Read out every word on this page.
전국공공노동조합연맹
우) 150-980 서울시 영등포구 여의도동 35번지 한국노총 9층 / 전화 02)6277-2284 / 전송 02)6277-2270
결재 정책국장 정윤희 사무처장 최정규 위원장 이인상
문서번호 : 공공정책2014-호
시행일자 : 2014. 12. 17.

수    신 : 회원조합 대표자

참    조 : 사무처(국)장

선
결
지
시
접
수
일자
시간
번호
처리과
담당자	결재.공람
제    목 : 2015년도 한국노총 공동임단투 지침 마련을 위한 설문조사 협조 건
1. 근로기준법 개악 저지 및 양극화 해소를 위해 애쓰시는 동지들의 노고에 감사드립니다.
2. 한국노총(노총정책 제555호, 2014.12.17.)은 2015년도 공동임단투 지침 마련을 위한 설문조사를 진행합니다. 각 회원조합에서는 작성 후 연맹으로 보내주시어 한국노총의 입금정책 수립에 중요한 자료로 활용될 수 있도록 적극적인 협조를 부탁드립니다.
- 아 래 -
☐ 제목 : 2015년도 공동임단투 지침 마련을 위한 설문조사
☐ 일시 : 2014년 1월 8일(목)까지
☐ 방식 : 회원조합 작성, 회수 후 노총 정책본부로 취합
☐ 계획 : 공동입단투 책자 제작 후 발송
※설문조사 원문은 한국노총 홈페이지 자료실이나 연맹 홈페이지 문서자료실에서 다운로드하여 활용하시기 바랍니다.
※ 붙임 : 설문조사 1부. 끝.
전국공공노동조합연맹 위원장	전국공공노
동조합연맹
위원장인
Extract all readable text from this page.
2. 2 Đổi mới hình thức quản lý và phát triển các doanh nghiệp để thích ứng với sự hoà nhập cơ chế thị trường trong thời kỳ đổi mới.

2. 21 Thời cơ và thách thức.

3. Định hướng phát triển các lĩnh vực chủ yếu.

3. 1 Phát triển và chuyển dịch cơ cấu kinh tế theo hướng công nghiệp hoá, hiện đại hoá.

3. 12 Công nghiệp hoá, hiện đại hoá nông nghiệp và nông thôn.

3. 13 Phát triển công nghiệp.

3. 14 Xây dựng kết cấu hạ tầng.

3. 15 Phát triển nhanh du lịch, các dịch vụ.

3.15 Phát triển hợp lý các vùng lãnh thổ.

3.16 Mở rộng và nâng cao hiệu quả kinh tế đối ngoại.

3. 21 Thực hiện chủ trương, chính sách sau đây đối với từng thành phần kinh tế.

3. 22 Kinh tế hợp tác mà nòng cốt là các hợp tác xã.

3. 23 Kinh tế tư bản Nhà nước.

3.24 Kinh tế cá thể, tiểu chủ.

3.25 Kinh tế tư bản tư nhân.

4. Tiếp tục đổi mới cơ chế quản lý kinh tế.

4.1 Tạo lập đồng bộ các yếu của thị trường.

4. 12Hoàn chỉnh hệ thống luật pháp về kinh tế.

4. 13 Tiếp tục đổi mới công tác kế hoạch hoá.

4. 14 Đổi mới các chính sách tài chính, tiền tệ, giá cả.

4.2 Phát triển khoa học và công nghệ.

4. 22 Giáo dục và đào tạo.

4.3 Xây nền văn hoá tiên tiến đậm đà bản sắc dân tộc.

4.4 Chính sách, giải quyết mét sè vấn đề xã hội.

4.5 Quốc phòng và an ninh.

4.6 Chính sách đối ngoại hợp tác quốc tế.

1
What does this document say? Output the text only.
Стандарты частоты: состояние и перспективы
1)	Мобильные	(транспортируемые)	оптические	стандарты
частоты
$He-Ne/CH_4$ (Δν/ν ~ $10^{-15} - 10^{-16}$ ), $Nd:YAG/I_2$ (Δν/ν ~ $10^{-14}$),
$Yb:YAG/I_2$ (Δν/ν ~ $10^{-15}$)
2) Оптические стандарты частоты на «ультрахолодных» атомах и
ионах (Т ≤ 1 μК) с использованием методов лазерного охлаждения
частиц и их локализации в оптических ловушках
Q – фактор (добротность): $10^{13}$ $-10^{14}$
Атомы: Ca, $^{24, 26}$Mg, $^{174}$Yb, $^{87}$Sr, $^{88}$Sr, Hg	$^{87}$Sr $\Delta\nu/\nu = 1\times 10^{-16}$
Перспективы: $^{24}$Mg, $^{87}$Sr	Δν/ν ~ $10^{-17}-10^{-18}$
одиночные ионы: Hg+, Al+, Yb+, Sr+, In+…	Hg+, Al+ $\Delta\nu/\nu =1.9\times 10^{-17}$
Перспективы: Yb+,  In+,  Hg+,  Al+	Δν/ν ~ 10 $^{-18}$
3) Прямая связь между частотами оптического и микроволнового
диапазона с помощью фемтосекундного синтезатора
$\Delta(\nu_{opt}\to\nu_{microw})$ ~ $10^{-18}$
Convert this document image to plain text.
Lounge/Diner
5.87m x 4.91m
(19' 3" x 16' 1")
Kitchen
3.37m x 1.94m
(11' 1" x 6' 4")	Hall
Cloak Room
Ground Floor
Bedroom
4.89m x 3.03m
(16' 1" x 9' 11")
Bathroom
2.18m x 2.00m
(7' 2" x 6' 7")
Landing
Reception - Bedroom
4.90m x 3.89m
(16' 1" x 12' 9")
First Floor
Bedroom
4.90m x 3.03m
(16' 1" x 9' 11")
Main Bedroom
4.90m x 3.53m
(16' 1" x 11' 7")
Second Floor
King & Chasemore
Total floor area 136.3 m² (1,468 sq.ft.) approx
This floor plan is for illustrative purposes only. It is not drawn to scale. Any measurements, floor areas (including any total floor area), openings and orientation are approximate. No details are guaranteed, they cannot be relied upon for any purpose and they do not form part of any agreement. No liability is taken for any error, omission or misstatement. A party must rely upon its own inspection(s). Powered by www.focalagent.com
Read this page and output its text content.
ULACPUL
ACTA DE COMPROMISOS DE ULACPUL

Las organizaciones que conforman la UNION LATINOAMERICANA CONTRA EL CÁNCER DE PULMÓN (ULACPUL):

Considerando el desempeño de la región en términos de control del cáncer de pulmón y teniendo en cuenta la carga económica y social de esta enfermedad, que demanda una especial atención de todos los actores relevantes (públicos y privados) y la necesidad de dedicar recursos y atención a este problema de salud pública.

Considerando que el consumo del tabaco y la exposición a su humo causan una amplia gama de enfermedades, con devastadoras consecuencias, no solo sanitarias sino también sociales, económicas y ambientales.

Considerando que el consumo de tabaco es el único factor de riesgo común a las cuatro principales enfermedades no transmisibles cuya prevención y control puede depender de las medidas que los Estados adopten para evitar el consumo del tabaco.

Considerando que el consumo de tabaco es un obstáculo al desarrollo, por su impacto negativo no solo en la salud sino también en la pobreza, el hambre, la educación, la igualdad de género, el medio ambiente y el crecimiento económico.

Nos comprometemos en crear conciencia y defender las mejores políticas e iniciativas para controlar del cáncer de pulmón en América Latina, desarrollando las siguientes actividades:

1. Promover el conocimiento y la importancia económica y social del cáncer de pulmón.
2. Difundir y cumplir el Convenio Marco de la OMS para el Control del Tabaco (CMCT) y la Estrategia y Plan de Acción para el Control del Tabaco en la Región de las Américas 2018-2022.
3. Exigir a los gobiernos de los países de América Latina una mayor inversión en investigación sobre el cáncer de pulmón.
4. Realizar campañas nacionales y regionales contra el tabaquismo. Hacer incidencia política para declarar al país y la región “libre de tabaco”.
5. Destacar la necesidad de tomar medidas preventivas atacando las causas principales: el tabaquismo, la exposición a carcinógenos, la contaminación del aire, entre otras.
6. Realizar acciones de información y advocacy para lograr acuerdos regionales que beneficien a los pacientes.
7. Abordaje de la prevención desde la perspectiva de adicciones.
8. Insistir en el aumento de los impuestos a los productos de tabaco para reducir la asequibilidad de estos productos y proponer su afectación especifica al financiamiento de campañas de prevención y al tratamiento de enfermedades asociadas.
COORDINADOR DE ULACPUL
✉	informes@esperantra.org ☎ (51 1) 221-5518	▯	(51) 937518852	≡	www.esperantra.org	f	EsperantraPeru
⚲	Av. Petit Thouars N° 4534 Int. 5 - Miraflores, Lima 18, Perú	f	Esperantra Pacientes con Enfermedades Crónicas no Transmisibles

### Task instructions
Copy every line in the listing above where the string "Latina" turns up.

### Task response
Nos comprometemos en crear conciencia y defender las mejores políticas e iniciativas para controlar del cáncer de pulmón en América Latina, desarrollando las siguientes actividades:
3. Exigir a los gobiernos de los países de América Latina una mayor inversión en investigación sobre el cáncer de pulmón.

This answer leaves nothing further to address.